═════ Data listing

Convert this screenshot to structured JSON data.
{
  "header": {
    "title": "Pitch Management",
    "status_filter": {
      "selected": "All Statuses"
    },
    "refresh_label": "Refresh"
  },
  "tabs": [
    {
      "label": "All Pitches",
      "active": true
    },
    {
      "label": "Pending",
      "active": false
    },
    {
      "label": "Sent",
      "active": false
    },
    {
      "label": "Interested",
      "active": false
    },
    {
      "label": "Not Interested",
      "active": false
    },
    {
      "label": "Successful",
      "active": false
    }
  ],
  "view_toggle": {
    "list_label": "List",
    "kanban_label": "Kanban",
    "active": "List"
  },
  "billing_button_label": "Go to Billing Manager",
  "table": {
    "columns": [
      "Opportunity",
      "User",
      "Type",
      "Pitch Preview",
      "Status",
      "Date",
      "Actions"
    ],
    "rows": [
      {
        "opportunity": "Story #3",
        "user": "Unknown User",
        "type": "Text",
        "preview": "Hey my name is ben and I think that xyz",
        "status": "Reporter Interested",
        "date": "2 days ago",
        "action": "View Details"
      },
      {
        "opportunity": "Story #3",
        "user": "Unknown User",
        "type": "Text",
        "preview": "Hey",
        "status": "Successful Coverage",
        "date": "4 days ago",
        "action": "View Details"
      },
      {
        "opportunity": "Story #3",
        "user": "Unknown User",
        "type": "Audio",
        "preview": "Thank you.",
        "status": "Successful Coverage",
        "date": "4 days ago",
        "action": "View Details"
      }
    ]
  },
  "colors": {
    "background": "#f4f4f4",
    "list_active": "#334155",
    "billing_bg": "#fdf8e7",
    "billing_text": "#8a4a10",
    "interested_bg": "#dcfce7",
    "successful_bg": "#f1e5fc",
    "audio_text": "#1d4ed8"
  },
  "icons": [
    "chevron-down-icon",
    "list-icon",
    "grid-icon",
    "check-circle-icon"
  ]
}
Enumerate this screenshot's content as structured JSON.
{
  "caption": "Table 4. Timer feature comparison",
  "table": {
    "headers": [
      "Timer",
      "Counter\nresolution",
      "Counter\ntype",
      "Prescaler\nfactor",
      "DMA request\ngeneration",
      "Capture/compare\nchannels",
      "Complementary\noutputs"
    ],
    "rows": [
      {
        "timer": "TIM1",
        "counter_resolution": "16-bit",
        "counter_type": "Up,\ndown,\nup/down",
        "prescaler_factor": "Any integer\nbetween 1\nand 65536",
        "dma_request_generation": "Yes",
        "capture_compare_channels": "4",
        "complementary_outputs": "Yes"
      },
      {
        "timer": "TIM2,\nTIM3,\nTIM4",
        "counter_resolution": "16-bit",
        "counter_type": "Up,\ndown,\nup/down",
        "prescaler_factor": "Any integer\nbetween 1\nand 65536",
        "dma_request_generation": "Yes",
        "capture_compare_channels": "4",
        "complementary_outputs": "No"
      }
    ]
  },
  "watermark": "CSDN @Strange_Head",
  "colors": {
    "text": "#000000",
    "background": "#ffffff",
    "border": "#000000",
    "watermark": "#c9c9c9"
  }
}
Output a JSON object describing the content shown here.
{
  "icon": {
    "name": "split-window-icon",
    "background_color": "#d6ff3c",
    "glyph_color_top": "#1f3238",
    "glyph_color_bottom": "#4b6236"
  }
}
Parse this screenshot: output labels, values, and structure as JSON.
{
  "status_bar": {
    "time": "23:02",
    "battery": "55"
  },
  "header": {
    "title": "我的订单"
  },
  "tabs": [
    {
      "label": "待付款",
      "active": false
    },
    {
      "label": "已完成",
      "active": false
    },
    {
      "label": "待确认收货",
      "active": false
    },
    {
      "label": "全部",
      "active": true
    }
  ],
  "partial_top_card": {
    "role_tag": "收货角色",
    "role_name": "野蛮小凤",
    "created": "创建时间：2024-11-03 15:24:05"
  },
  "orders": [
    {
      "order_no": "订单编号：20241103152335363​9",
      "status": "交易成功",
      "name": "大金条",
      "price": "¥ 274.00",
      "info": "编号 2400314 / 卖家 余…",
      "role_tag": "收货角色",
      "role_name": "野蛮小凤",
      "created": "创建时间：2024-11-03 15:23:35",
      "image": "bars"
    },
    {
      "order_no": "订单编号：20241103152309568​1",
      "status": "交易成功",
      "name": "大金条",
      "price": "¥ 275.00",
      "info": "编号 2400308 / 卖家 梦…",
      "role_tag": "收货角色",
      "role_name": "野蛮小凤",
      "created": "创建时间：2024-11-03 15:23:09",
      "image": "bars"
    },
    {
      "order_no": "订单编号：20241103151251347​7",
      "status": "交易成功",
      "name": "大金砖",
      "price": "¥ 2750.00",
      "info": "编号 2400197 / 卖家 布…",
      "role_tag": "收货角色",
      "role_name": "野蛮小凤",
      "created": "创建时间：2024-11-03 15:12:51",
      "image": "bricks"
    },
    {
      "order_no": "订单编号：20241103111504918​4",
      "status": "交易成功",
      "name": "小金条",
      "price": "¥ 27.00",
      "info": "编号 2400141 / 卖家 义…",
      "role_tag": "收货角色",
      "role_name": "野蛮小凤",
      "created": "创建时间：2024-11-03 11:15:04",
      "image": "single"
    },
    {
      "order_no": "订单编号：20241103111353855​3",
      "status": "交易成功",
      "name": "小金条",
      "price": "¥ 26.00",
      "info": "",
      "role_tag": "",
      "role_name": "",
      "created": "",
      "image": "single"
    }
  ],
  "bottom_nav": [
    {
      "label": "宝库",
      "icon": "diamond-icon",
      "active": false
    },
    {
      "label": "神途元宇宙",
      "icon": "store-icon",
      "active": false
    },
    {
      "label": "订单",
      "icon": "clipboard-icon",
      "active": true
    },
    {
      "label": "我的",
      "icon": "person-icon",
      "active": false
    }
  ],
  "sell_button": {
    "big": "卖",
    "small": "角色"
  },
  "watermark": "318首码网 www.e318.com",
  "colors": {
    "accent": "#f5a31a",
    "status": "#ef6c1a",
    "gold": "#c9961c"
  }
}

══════════

Challenge - Reproduce the whole listing word for word.

Full output -
Convert this screenshot to structured JSON data.
{
  "header": {
    "title": "Pitch Management",
    "status_filter": {
      "selected": "All Statuses"
    },
    "refresh_label": "Refresh"
  },
  "tabs": [
    {
      "label": "All Pitches",
      "active": true
    },
    {
      "label": "Pending",
      "active": false
    },
    {
      "label": "Sent",
      "active": false
    },
    {
      "label": "Interested",
      "active": false
    },
    {
      "label": "Not Interested",
      "active": false
    },
    {
      "label": "Successful",
      "active": false
    }
  ],
  "view_toggle": {
    "list_label": "List",
    "kanban_label": "Kanban",
    "active": "List"
  },
  "billing_button_label": "Go to Billing Manager",
  "table": {
    "columns": [
      "Opportunity",
      "User",
      "Type",
      "Pitch Preview",
      "Status",
      "Date",
      "Actions"
    ],
    "rows": [
      {
        "opportunity": "Story #3",
        "user": "Unknown User",
        "type": "Text",
        "preview": "Hey my name is ben and I think that xyz",
        "status": "Reporter Interested",
        "date": "2 days ago",
        "action": "View Details"
      },
      {
        "opportunity": "Story #3",
        "user": "Unknown User",
        "type": "Text",
        "preview": "Hey",
        "status": "Successful Coverage",
        "date": "4 days ago",
        "action": "View Details"
      },
      {
        "opportunity": "Story #3",
        "user": "Unknown User",
        "type": "Audio",
        "preview": "Thank you.",
        "status": "Successful Coverage",
        "date": "4 days ago",
        "action": "View Details"
      }
    ]
  },
  "colors": {
    "background": "#f4f4f4",
    "list_active": "#334155",
    "billing_bg": "#fdf8e7",
    "billing_text": "#8a4a10",
    "interested_bg": "#dcfce7",
    "successful_bg": "#f1e5fc",
    "audio_text": "#1d4ed8"
  },
  "icons": [
    "chevron-down-icon",
    "list-icon",
    "grid-icon",
    "check-circle-icon"
  ]
}
Enumerate this screenshot's content as structured JSON.
{
  "caption": "Table 4. Timer feature comparison",
  "table": {
    "headers": [
      "Timer",
      "Counter\nresolution",
      "Counter\ntype",
      "Prescaler\nfactor",
      "DMA request\ngeneration",
      "Capture/compare\nchannels",
      "Complementary\noutputs"
    ],
    "rows": [
      {
        "timer": "TIM1",
        "counter_resolution": "16-bit",
        "counter_type": "Up,\ndown,\nup/down",
        "prescaler_factor": "Any integer\nbetween 1\nand 65536",
        "dma_request_generation": "Yes",
        "capture_compare_channels": "4",
        "complementary_outputs": "Yes"
      },
      {
        "timer": "TIM2,\nTIM3,\nTIM4",
        "counter_resolution": "16-bit",
        "counter_type": "Up,\ndown,\nup/down",
        "prescaler_factor": "Any integer\nbetween 1\nand 65536",
        "dma_request_generation": "Yes",
        "capture_compare_channels": "4",
        "complementary_outputs": "No"
      }
    ]
  },
  "watermark": "CSDN @Strange_Head",
  "colors": {
    "text": "#000000",
    "background": "#ffffff",
    "border": "#000000",
    "watermark": "#c9c9c9"
  }
}
Output a JSON object describing the content shown here.
{
  "icon": {
    "name": "split-window-icon",
    "background_color": "#d6ff3c",
    "glyph_color_top": "#1f3238",
    "glyph_color_bottom": "#4b6236"
  }
}
Parse this screenshot: output labels, values, and structure as JSON.
{
  "status_bar": {
    "time": "23:02",
    "battery": "55"
  },
  "header": {
    "title": "我的订单"
  },
  "tabs": [
    {
      "label": "待付款",
      "active": false
    },
    {
      "label": "已完成",
      "active": false
    },
    {
      "label": "待确认收货",
      "active": false
    },
    {
      "label": "全部",
      "active": true
    }
  ],
  "partial_top_card": {
    "role_tag": "收货角色",
    "role_name": "野蛮小凤",
    "created": "创建时间：2024-11-03 15:24:05"
  },
  "orders": [
    {
      "order_no": "订单编号：20241103152335363​9",
      "status": "交易成功",
      "name": "大金条",
      "price": "¥ 274.00",
      "info": "编号 2400314 / 卖家 余…",
      "role_tag": "收货角色",
      "role_name": "野蛮小凤",
      "created": "创建时间：2024-11-03 15:23:35",
      "image": "bars"
    },
    {
      "order_no": "订单编号：20241103152309568​1",
      "status": "交易成功",
      "name": "大金条",
      "price": "¥ 275.00",
      "info": "编号 2400308 / 卖家 梦…",
      "role_tag": "收货角色",
      "role_name": "野蛮小凤",
      "created": "创建时间：2024-11-03 15:23:09",
      "image": "bars"
    },
    {
      "order_no": "订单编号：20241103151251347​7",
      "status": "交易成功",
      "name": "大金砖",
      "price": "¥ 2750.00",
      "info": "编号 2400197 / 卖家 布…",
      "role_tag": "收货角色",
      "role_name": "野蛮小凤",
      "created": "创建时间：2024-11-03 15:12:51",
      "image": "bricks"
    },
    {
      "order_no": "订单编号：20241103111504918​4",
      "status": "交易成功",
      "name": "小金条",
      "price": "¥ 27.00",
      "info": "编号 2400141 / 卖家 义…",
      "role_tag": "收货角色",
      "role_name": "野蛮小凤",
      "created": "创建时间：2024-11-03 11:15:04",
      "image": "single"
    },
    {
      "order_no": "订单编号：20241103111353855​3",
      "status": "交易成功",
      "name": "小金条",
      "price": "¥ 26.00",
      "info": "",
      "role_tag": "",
      "role_name": "",
      "created": "",
      "image": "single"
    }
  ],
  "bottom_nav": [
    {
      "label": "宝库",
      "icon": "diamond-icon",
      "active": false
    },
    {
      "label": "神途元宇宙",
      "icon": "store-icon",
      "active": false
    },
    {
      "label": "订单",
      "icon": "clipboard-icon",
      "active": true
    },
    {
      "label": "我的",
      "icon": "person-icon",
      "active": false
    }
  ],
  "sell_button": {
    "big": "卖",
    "small": "角色"
  },
  "watermark": "318首码网 www.e318.com",
  "colors": {
    "accent": "#f5a31a",
    "status": "#ef6c1a",
    "gold": "#c9961c"
  }
}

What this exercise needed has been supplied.